* _What the exercise asks_
Reproduce every line of the listing below character for character, changing nothing.

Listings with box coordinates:
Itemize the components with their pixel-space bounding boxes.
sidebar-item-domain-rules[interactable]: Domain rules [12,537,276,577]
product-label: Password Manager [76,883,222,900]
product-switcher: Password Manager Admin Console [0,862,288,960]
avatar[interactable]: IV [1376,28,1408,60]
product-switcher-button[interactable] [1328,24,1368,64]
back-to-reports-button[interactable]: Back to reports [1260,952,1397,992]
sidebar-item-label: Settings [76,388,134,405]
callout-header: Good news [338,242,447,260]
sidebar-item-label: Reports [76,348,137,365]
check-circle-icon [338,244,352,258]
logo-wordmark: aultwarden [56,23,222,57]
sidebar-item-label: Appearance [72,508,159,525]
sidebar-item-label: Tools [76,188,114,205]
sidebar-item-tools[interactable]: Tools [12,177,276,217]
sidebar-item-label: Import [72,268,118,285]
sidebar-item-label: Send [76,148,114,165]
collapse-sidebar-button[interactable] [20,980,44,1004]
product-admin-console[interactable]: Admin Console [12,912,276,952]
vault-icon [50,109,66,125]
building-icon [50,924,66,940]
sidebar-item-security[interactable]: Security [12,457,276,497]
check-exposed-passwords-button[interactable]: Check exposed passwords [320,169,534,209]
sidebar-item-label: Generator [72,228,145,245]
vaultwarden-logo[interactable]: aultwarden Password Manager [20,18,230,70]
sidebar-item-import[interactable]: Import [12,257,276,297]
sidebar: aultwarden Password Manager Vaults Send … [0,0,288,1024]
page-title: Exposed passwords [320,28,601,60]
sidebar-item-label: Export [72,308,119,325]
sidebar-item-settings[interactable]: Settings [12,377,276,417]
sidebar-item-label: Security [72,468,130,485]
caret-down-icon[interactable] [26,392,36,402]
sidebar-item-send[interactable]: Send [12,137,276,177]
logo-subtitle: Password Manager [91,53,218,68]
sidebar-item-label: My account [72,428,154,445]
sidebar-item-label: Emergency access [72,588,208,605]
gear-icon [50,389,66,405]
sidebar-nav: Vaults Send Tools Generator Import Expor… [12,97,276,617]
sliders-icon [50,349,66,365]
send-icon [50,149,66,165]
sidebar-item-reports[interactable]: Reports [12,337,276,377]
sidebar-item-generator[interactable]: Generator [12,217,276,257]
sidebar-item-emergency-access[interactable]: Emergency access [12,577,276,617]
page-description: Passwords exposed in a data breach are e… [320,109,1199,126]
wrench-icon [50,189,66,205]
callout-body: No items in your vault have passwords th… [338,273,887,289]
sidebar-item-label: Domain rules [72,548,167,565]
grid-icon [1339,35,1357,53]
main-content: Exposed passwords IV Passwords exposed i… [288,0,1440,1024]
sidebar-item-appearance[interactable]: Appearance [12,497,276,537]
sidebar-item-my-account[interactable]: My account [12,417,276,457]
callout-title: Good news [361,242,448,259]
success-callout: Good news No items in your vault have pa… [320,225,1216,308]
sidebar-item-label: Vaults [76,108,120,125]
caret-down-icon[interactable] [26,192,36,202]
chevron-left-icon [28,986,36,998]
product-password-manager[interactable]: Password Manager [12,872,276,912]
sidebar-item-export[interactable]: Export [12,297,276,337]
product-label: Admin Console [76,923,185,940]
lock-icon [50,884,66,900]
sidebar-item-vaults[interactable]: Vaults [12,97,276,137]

* _Solution below_
Itemize the components with their pixel-space bounding boxes.
sidebar-item-domain-rules[interactable]: Domain rules [12,537,276,577]
product-label: Password Manager [76,883,222,900]
product-switcher: Password Manager Admin Console [0,862,288,960]
avatar[interactable]: IV [1376,28,1408,60]
product-switcher-button[interactable] [1328,24,1368,64]
back-to-reports-button[interactable]: Back to reports [1260,952,1397,992]
sidebar-item-label: Settings [76,388,134,405]
callout-header: Good news [338,242,447,260]
sidebar-item-label: Reports [76,348,137,365]
check-circle-icon [338,244,352,258]
logo-wordmark: aultwarden [56,23,222,57]
sidebar-item-label: Appearance [72,508,159,525]
sidebar-item-label: Tools [76,188,114,205]
sidebar-item-tools[interactable]: Tools [12,177,276,217]
sidebar-item-label: Import [72,268,118,285]
sidebar-item-label: Send [76,148,114,165]
collapse-sidebar-button[interactable] [20,980,44,1004]
product-admin-console[interactable]: Admin Console [12,912,276,952]
vault-icon [50,109,66,125]
building-icon [50,924,66,940]
sidebar-item-security[interactable]: Security [12,457,276,497]
check-exposed-passwords-button[interactable]: Check exposed passwords [320,169,534,209]
sidebar-item-label: Generator [72,228,145,245]
vaultwarden-logo[interactable]: aultwarden Password Manager [20,18,230,70]
sidebar-item-import[interactable]: Import [12,257,276,297]
sidebar: aultwarden Password Manager Vaults Send … [0,0,288,1024]
page-title: Exposed passwords [320,28,601,60]
sidebar-item-label: Export [72,308,119,325]
sidebar-item-settings[interactable]: Settings [12,377,276,417]
sidebar-item-label: Security [72,468,130,485]
caret-down-icon[interactable] [26,392,36,402]
sidebar-item-send[interactable]: Send [12,137,276,177]
logo-subtitle: Password Manager [91,53,218,68]
sidebar-item-label: My account [72,428,154,445]
sidebar-item-label: Emergency access [72,588,208,605]
gear-icon [50,389,66,405]
sidebar-nav: Vaults Send Tools Generator Import Expor… [12,97,276,617]
sliders-icon [50,349,66,365]
send-icon [50,149,66,165]
sidebar-item-reports[interactable]: Reports [12,337,276,377]
sidebar-item-generator[interactable]: Generator [12,217,276,257]
sidebar-item-emergency-access[interactable]: Emergency access [12,577,276,617]
page-description: Passwords exposed in a data breach are e… [320,109,1199,126]
wrench-icon [50,189,66,205]
callout-body: No items in your vault have passwords th… [338,273,887,289]
sidebar-item-label: Domain rules [72,548,167,565]
grid-icon [1339,35,1357,53]
main-content: Exposed passwords IV Passwords exposed i… [288,0,1440,1024]
sidebar-item-appearance[interactable]: Appearance [12,497,276,537]
sidebar-item-my-account[interactable]: My account [12,417,276,457]
callout-title: Good news [361,242,448,259]
success-callout: Good news No items in your vault have pa… [320,225,1216,308]
sidebar-item-label: Vaults [76,108,120,125]
caret-down-icon[interactable] [26,192,36,202]
chevron-left-icon [28,986,36,998]
product-password-manager[interactable]: Password Manager [12,872,276,912]
sidebar-item-export[interactable]: Export [12,297,276,337]
product-label: Admin Console [76,923,185,940]
lock-icon [50,884,66,900]
sidebar-item-vaults[interactable]: Vaults [12,97,276,137]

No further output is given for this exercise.